The answer is all of the entries below, repeated exactly and free of pictures.

Material for the task |
*** Block opens ***

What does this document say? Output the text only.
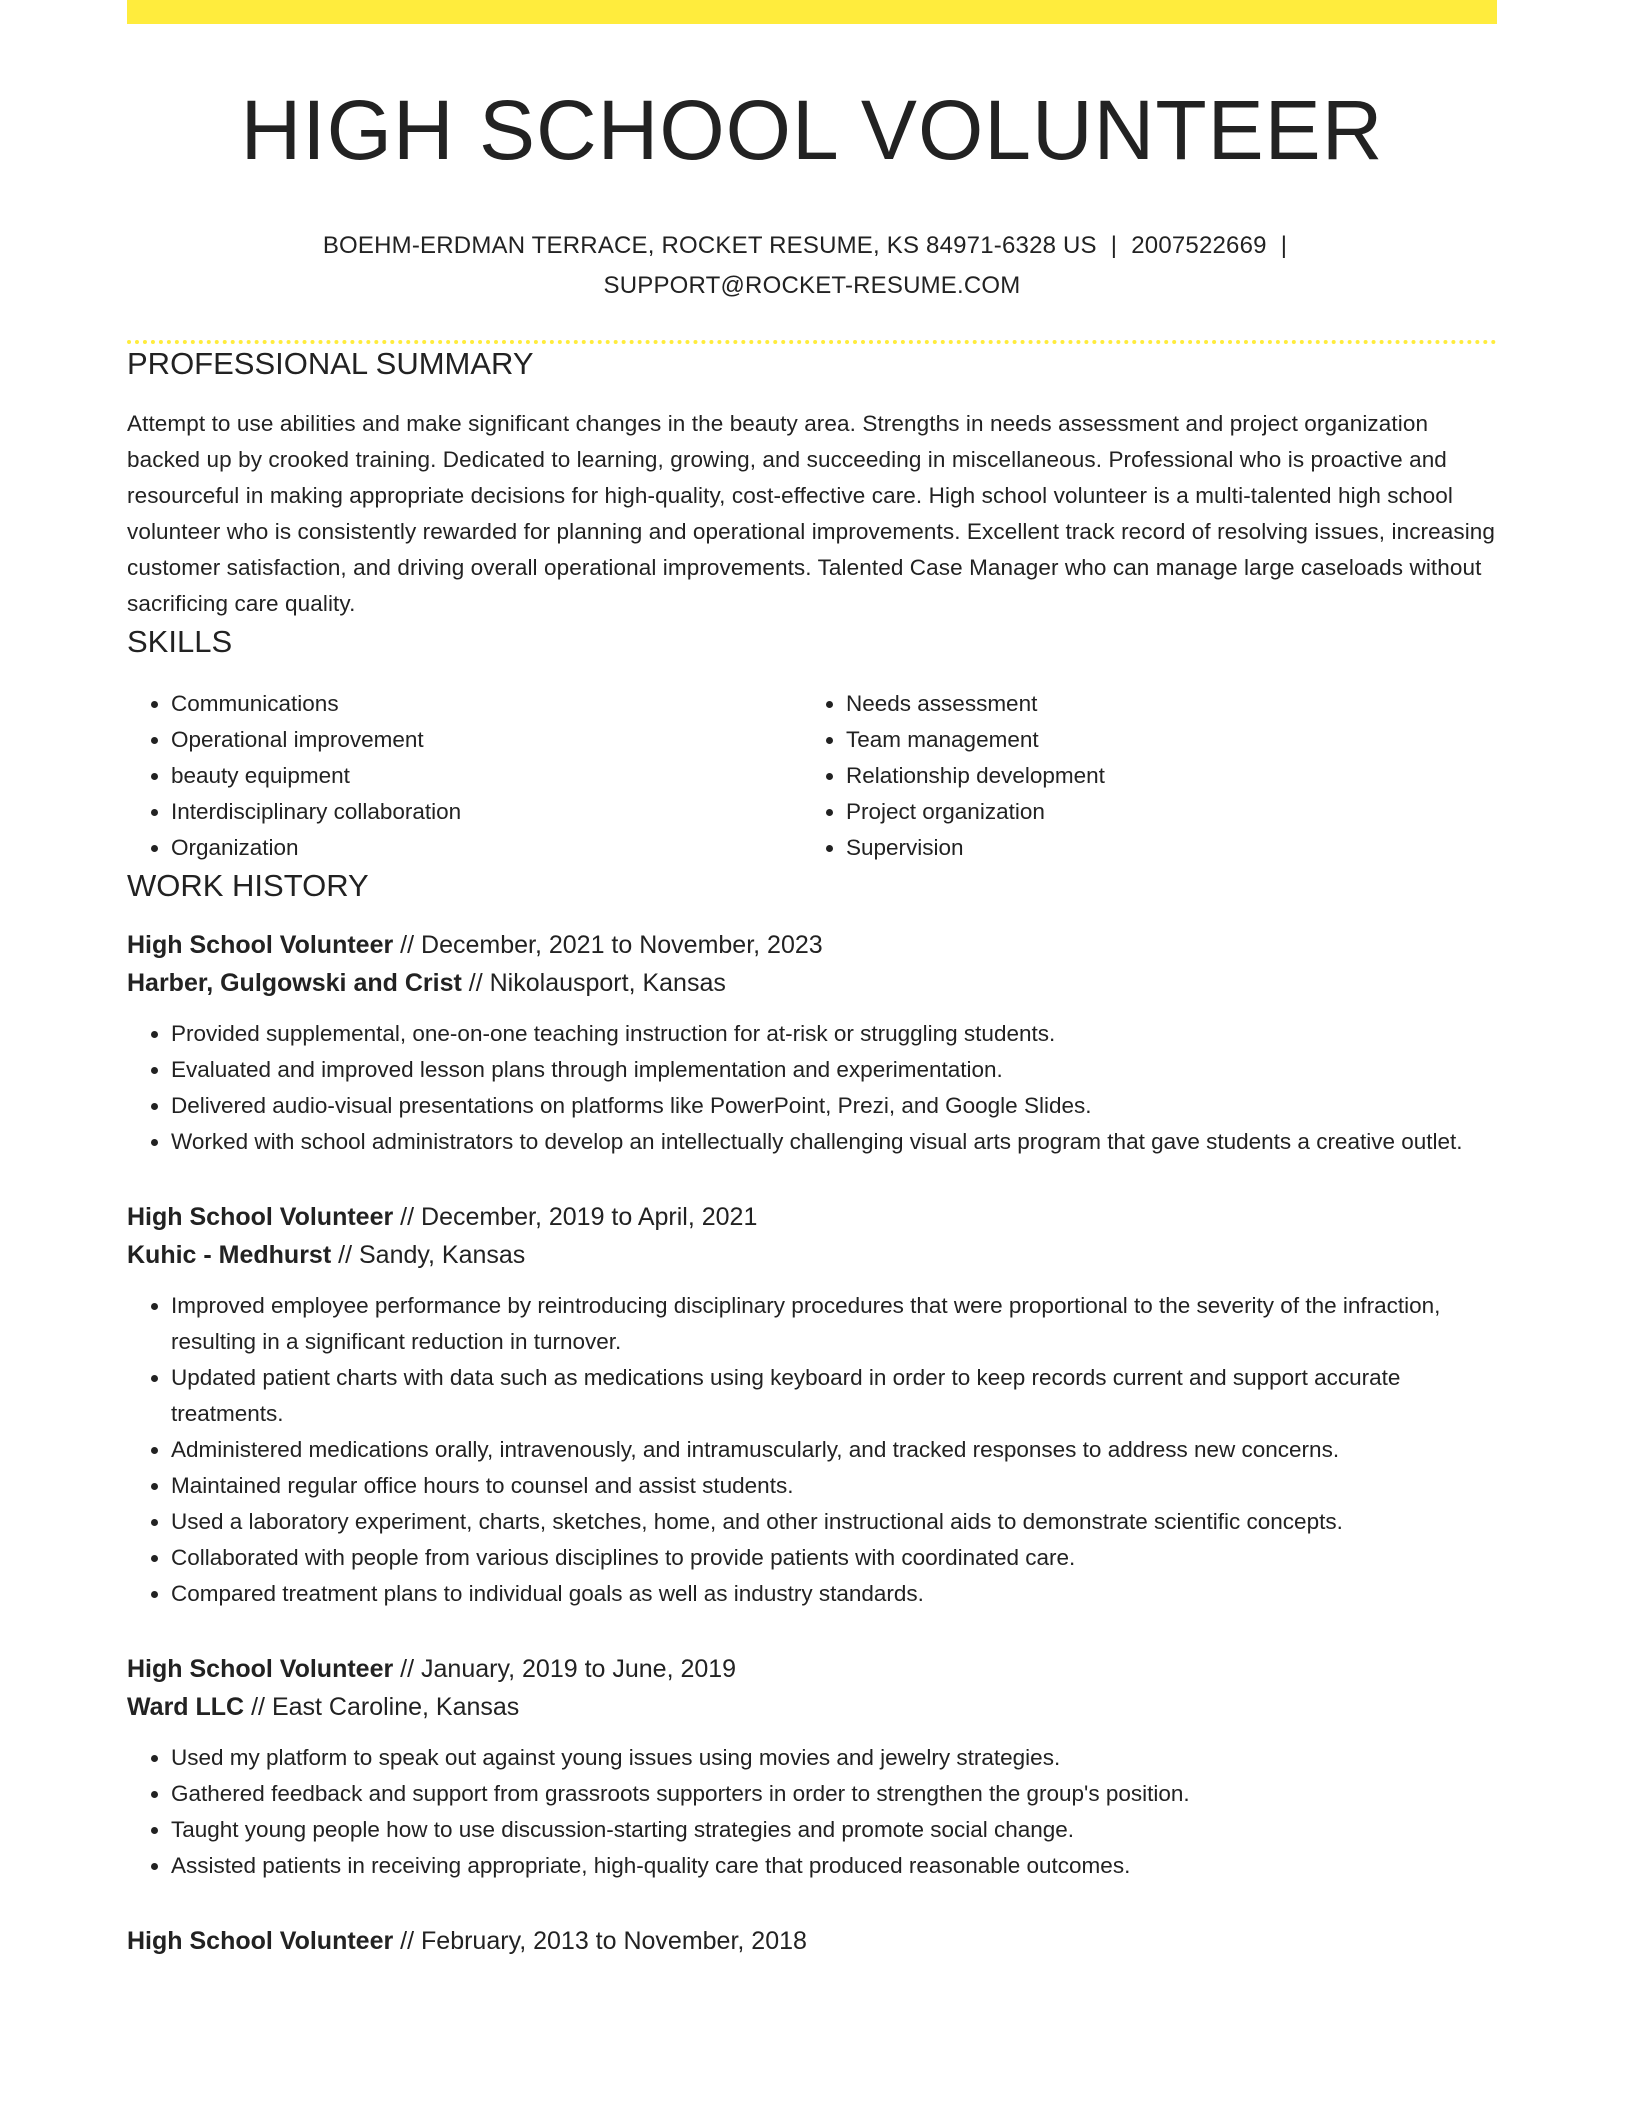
HIGH SCHOOL VOLUNTEER
BOEHM-ERDMAN TERRACE, ROCKET RESUME, KS 84971-6328 US | 2007522669 |
SUPPORT@ROCKET-RESUME.COM
PROFESSIONAL SUMMARY
Attempt to use abilities and make significant changes in the beauty area. Strengths in needs assessment and project organization backed up by crooked training. Dedicated to learning, growing, and succeeding in miscellaneous. Professional who is proactive and resourceful in making appropriate decisions for high-quality, cost-effective care. High school volunteer is a multi-talented high school volunteer who is consistently rewarded for planning and operational improvements. Excellent track record of resolving issues, increasing customer satisfaction, and driving overall operational improvements. Talented Case Manager who can manage large caseloads without sacrificing care quality.
SKILLS
• Communications
• Operational improvement
• beauty equipment
• Interdisciplinary collaboration
• Organization
• Needs assessment
• Team management
• Relationship development
• Project organization
• Supervision
WORK HISTORY
High School Volunteer // December, 2021 to November, 2023
Harber, Gulgowski and Crist // Nikolausport, Kansas
• Provided supplemental, one-on-one teaching instruction for at-risk or struggling students.
• Evaluated and improved lesson plans through implementation and experimentation.
• Delivered audio-visual presentations on platforms like PowerPoint, Prezi, and Google Slides.
• Worked with school administrators to develop an intellectually challenging visual arts program that gave students a creative outlet.
High School Volunteer // December, 2019 to April, 2021
Kuhic - Medhurst // Sandy, Kansas
• Improved employee performance by reintroducing disciplinary procedures that were proportional to the severity of the infraction, resulting in a significant reduction in turnover.
• Updated patient charts with data such as medications using keyboard in order to keep records current and support accurate treatments.
• Administered medications orally, intravenously, and intramuscularly, and tracked responses to address new concerns.
• Maintained regular office hours to counsel and assist students.
• Used a laboratory experiment, charts, sketches, home, and other instructional aids to demonstrate scientific concepts.
• Collaborated with people from various disciplines to provide patients with coordinated care.
• Compared treatment plans to individual goals as well as industry standards.
High School Volunteer // January, 2019 to June, 2019
Ward LLC // East Caroline, Kansas
• Used my platform to speak out against young issues using movies and jewelry strategies.
• Gathered feedback and support from grassroots supporters in order to strengthen the group's position.
• Taught young people how to use discussion-starting strategies and promote social change.
• Assisted patients in receiving appropriate, high-quality care that produced reasonable outcomes.
High School Volunteer // February, 2013 to November, 2018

*** Block closes ***

Completed task |
What does this document say? Output the text only.
HIGH SCHOOL VOLUNTEER
BOEHM-ERDMAN TERRACE, ROCKET RESUME, KS 84971-6328 US | 2007522669 |
SUPPORT@ROCKET-RESUME.COM
PROFESSIONAL SUMMARY
Attempt to use abilities and make significant changes in the beauty area. Strengths in needs assessment and project organization backed up by crooked training. Dedicated to learning, growing, and succeeding in miscellaneous. Professional who is proactive and resourceful in making appropriate decisions for high-quality, cost-effective care. High school volunteer is a multi-talented high school volunteer who is consistently rewarded for planning and operational improvements. Excellent track record of resolving issues, increasing customer satisfaction, and driving overall operational improvements. Talented Case Manager who can manage large caseloads without sacrificing care quality.
SKILLS
• Communications
• Operational improvement
• beauty equipment
• Interdisciplinary collaboration
• Organization
• Needs assessment
• Team management
• Relationship development
• Project organization
• Supervision
WORK HISTORY
High School Volunteer // December, 2021 to November, 2023
Harber, Gulgowski and Crist // Nikolausport, Kansas
• Provided supplemental, one-on-one teaching instruction for at-risk or struggling students.
• Evaluated and improved lesson plans through implementation and experimentation.
• Delivered audio-visual presentations on platforms like PowerPoint, Prezi, and Google Slides.
• Worked with school administrators to develop an intellectually challenging visual arts program that gave students a creative outlet.
High School Volunteer // December, 2019 to April, 2021
Kuhic - Medhurst // Sandy, Kansas
• Improved employee performance by reintroducing disciplinary procedures that were proportional to the severity of the infraction, resulting in a significant reduction in turnover.
• Updated patient charts with data such as medications using keyboard in order to keep records current and support accurate treatments.
• Administered medications orally, intravenously, and intramuscularly, and tracked responses to address new concerns.
• Maintained regular office hours to counsel and assist students.
• Used a laboratory experiment, charts, sketches, home, and other instructional aids to demonstrate scientific concepts.
• Collaborated with people from various disciplines to provide patients with coordinated care.
• Compared treatment plans to individual goals as well as industry standards.
High School Volunteer // January, 2019 to June, 2019
Ward LLC // East Caroline, Kansas
• Used my platform to speak out against young issues using movies and jewelry strategies.
• Gathered feedback and support from grassroots supporters in order to strengthen the group's position.
• Taught young people how to use discussion-starting strategies and promote social change.
• Assisted patients in receiving appropriate, high-quality care that produced reasonable outcomes.
High School Volunteer // February, 2013 to November, 2018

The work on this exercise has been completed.